* **EXERCISE GOAL**: How many of these lines hold the string "notificación"? Answer with the number only.

Saved entries:
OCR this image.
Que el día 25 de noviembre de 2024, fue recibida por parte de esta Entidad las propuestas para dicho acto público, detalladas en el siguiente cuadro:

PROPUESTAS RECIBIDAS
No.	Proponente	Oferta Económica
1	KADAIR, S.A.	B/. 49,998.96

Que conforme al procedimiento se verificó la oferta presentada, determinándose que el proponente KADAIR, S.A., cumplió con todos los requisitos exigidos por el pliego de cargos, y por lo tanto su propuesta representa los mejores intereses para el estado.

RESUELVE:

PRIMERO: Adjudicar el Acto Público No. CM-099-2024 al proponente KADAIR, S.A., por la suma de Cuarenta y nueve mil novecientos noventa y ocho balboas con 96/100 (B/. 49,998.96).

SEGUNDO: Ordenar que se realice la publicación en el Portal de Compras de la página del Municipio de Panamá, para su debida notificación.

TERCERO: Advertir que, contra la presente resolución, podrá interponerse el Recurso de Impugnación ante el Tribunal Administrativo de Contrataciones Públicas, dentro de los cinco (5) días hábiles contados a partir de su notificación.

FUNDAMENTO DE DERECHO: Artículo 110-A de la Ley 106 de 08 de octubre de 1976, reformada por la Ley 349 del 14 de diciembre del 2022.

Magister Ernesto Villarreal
==
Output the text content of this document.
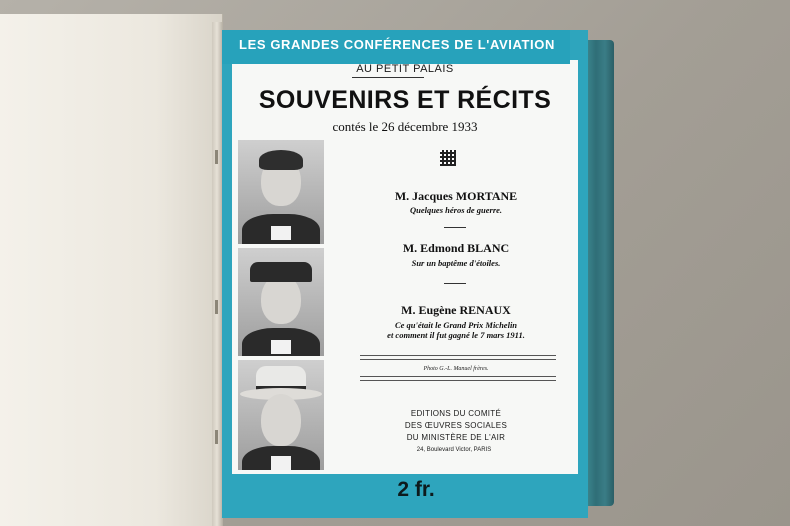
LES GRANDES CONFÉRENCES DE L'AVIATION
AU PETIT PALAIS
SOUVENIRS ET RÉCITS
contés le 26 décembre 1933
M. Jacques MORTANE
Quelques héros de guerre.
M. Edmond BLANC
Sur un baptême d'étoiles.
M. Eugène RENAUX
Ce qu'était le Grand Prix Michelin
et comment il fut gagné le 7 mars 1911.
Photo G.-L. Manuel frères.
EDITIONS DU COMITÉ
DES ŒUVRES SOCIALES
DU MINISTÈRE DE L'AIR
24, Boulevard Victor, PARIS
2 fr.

* **ANSWER TO THIS PROBLEM**: 2